§ DIRECTIONS FOR THIS TASK
Look through the material and copy each line holding "screenshot".

§ Records excerpted from a collection
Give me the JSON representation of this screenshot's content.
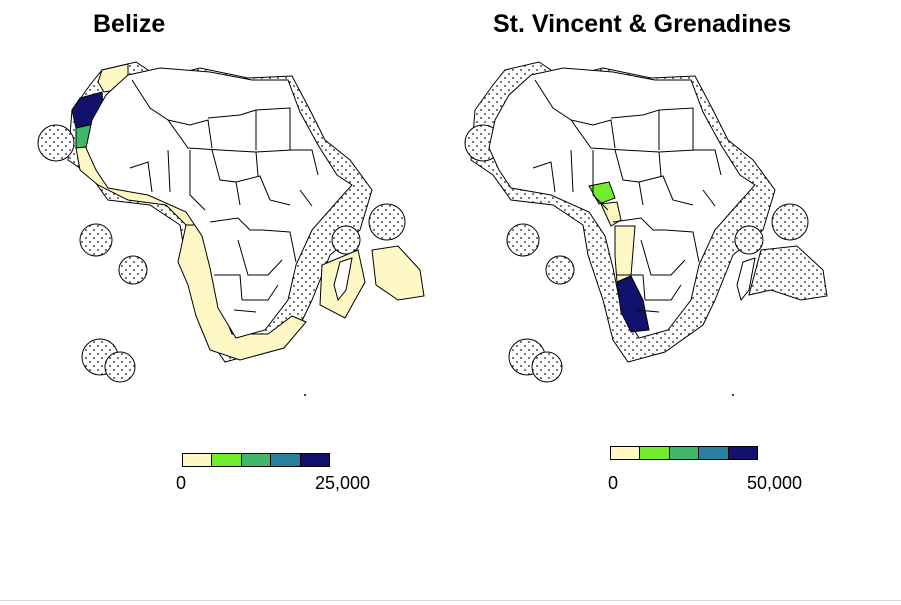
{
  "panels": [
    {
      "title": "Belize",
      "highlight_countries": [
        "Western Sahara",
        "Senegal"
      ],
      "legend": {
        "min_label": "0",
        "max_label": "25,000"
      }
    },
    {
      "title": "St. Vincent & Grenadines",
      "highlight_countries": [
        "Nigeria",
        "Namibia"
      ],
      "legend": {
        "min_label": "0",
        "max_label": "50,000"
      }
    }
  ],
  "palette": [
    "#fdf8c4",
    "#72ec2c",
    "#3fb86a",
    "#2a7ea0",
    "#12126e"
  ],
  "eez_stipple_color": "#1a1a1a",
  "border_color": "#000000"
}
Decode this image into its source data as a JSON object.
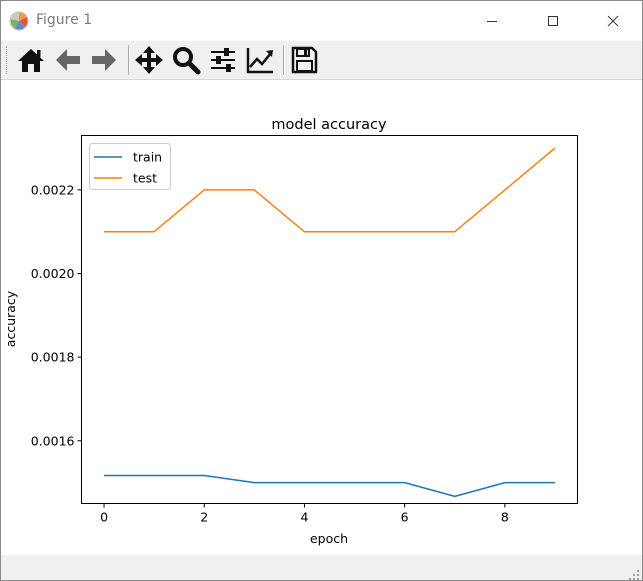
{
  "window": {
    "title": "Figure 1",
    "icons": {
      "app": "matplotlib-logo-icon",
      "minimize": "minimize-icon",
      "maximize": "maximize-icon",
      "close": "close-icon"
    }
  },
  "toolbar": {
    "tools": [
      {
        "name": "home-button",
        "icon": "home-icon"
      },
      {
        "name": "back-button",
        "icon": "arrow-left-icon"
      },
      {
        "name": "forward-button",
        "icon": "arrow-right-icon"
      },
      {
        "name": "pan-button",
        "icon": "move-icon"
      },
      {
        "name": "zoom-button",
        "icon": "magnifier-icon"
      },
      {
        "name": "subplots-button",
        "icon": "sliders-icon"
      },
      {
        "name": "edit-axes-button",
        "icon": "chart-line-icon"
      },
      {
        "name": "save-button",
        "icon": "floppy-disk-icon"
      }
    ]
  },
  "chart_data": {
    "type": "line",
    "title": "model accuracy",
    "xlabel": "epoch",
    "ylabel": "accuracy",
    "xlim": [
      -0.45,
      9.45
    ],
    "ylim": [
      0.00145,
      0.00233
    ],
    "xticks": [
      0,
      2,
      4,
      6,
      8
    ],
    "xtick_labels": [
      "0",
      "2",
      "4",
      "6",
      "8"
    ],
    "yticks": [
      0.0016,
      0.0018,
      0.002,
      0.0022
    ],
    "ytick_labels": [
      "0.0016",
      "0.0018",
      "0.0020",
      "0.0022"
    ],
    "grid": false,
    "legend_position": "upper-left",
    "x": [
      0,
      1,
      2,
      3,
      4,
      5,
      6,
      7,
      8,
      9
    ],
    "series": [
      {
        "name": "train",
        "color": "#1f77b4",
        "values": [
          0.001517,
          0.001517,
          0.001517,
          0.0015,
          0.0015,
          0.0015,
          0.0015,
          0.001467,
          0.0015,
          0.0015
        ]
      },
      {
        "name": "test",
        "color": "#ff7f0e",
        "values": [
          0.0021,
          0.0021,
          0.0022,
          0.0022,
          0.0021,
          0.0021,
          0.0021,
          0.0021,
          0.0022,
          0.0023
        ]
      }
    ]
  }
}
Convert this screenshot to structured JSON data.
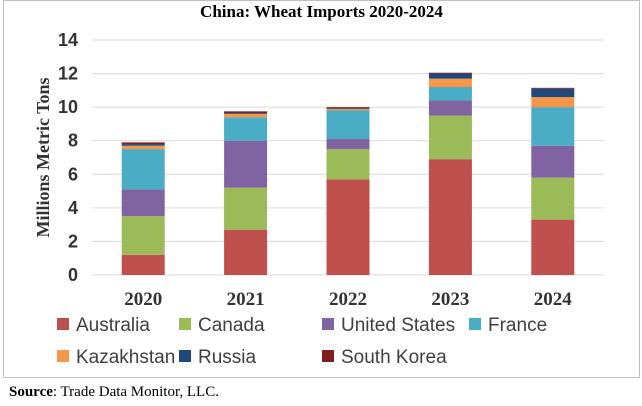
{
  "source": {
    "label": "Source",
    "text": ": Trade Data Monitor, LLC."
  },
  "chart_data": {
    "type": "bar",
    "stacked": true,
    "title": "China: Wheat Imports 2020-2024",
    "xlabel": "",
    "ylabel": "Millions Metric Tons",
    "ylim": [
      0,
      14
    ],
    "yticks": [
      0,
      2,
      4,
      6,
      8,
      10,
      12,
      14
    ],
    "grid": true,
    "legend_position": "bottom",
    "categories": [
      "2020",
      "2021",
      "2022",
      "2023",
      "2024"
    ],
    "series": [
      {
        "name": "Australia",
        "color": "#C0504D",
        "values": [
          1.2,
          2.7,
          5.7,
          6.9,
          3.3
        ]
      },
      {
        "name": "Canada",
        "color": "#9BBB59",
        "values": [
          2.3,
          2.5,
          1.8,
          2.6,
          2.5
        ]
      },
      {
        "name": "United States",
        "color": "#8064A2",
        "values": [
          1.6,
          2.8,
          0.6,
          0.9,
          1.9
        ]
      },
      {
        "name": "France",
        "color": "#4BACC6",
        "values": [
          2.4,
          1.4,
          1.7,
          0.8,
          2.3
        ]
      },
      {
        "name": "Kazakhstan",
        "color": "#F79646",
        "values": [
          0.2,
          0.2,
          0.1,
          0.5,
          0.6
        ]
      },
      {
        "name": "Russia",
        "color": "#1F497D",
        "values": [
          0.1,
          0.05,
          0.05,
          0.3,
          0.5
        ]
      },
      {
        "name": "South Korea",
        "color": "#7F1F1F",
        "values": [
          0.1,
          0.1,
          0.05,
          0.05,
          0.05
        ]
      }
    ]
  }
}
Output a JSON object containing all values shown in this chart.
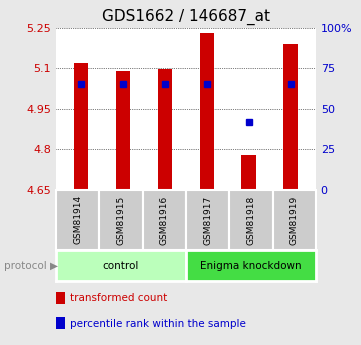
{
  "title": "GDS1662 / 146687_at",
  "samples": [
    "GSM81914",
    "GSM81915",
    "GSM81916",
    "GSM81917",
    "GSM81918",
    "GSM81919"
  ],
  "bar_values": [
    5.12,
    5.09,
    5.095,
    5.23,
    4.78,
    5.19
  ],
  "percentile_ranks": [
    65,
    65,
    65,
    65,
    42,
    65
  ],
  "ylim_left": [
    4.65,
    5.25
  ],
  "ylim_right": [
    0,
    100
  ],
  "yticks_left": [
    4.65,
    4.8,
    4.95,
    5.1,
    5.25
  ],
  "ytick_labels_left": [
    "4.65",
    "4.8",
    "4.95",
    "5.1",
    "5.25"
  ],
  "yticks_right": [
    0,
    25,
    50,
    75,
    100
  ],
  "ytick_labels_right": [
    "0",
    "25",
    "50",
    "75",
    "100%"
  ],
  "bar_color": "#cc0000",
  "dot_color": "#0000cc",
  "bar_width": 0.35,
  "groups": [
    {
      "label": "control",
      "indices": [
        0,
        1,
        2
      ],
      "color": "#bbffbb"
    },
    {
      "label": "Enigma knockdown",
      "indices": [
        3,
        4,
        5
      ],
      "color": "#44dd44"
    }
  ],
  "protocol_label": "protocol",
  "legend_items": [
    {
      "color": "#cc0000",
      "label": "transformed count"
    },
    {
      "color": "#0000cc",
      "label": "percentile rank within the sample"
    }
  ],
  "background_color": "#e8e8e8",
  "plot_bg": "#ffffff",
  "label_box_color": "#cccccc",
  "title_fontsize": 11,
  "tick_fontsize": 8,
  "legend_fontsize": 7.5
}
...
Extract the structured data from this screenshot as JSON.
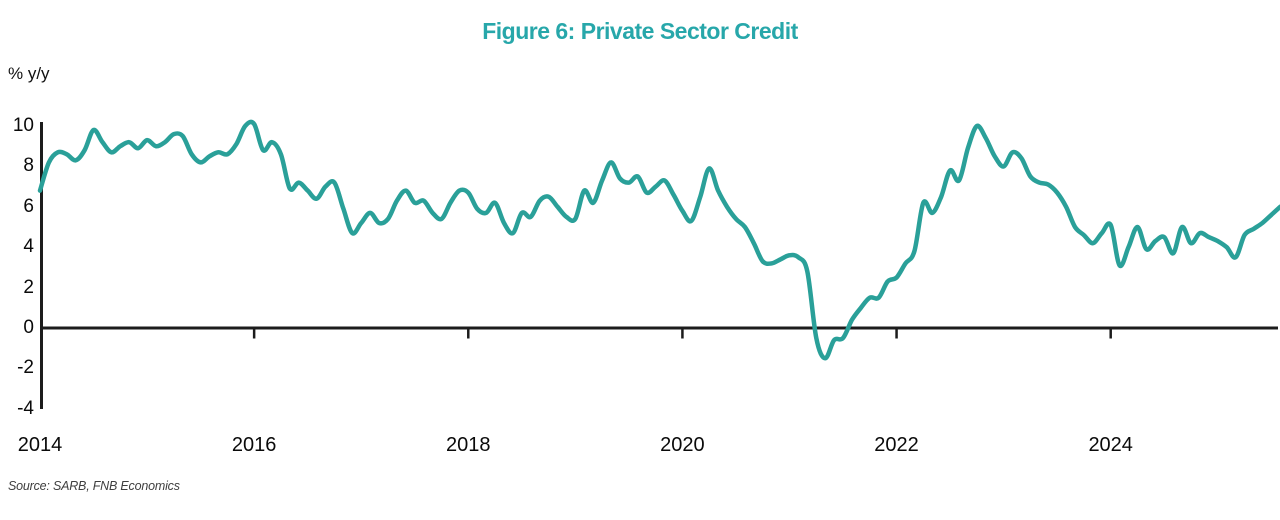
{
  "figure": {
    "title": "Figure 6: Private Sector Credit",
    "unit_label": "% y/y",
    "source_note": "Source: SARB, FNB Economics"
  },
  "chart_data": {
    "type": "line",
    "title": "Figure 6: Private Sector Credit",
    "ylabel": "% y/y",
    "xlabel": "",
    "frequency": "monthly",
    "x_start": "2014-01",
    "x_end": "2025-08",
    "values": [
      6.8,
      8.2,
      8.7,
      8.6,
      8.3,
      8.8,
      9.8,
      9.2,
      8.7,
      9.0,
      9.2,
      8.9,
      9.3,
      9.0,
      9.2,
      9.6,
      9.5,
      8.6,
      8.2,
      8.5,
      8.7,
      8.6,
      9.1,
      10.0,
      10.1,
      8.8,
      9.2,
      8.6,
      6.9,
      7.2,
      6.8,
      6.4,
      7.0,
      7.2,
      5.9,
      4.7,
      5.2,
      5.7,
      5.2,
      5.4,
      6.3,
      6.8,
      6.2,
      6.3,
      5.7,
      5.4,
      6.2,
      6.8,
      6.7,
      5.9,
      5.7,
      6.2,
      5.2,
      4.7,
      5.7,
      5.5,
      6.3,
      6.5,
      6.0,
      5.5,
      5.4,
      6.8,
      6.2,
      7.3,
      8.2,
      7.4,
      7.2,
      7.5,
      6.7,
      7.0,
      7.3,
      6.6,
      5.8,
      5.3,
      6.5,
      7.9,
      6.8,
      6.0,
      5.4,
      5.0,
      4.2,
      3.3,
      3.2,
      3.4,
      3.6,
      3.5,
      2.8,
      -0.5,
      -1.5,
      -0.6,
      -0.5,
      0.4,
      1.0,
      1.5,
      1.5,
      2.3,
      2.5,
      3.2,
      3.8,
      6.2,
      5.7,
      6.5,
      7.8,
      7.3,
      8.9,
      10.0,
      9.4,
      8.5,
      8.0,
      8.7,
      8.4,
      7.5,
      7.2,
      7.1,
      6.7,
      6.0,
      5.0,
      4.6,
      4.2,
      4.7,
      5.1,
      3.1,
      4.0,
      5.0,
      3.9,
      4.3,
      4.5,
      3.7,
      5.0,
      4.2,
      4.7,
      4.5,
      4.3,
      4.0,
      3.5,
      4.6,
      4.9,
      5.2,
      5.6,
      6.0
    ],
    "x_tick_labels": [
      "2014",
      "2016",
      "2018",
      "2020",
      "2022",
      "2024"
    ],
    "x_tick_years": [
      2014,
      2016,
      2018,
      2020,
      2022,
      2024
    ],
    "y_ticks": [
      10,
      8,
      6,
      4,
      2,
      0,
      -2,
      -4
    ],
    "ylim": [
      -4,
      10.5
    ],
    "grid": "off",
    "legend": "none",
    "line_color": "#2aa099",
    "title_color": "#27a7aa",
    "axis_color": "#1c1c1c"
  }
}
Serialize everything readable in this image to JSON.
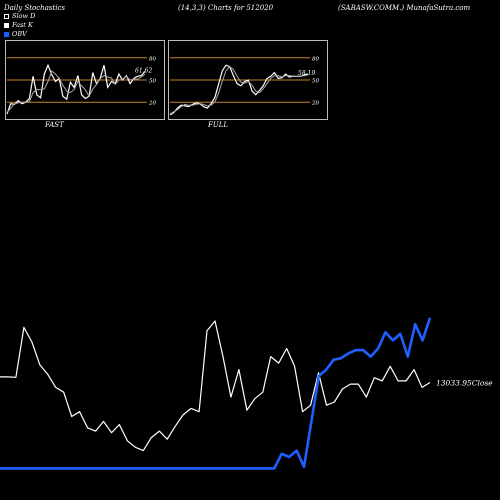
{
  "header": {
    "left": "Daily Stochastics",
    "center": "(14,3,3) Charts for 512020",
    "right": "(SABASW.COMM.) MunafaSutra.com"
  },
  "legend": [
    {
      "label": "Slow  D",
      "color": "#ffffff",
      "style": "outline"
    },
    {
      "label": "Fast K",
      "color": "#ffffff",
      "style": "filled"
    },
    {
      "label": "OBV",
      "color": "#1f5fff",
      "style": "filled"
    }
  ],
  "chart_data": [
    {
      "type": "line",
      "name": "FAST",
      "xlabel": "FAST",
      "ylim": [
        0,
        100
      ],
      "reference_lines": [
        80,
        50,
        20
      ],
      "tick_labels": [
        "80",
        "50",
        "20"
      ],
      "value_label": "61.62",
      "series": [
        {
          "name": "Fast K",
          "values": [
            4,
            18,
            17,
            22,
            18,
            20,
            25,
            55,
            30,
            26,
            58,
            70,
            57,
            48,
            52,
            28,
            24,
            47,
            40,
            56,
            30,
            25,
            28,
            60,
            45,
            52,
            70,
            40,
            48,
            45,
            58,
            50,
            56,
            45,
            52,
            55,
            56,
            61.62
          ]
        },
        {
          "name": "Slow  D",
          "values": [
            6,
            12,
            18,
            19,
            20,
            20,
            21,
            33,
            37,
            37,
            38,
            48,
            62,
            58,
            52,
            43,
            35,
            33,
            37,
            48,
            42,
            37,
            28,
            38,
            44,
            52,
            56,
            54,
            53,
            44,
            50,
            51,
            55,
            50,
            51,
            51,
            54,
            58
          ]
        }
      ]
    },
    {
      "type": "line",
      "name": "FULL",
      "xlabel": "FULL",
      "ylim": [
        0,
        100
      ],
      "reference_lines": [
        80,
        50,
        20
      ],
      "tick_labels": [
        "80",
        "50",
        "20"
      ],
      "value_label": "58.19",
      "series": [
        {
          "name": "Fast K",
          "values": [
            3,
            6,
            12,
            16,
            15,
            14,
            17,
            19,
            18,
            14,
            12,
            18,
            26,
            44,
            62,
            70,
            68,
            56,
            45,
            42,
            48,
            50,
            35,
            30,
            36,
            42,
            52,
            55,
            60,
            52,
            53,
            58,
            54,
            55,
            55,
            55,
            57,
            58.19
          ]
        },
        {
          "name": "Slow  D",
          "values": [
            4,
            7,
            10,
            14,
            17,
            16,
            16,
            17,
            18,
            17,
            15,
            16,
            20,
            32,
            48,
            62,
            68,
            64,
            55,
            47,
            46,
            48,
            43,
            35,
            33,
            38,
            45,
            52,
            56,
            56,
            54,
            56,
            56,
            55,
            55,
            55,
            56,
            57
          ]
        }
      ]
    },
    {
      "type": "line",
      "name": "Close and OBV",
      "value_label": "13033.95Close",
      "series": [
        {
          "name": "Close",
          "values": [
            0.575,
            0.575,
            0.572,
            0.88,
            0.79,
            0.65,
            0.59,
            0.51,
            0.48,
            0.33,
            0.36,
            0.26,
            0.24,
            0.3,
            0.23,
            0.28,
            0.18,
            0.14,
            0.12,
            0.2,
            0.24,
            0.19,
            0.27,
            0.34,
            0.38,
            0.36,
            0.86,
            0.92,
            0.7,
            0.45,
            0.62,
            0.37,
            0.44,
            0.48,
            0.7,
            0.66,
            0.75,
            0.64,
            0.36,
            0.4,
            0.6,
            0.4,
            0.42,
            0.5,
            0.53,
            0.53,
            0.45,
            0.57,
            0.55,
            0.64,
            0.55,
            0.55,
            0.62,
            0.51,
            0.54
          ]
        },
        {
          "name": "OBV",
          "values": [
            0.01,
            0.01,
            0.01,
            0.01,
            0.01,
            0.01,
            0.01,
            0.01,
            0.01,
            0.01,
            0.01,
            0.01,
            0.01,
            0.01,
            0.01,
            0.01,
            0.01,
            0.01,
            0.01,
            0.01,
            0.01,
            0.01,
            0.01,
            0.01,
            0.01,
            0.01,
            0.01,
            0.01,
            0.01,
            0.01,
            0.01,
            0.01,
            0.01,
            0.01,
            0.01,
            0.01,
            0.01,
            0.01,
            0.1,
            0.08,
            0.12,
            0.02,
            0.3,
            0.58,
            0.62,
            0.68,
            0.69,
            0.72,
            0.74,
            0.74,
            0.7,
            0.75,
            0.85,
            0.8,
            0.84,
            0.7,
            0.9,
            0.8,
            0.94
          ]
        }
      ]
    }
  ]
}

§ ANSWER TO THE TASK
Give me the JSON representation of this screenshot's content.
Convert this screenshot to structured JSON data.
Extract the structured data from this screenshot as JSON.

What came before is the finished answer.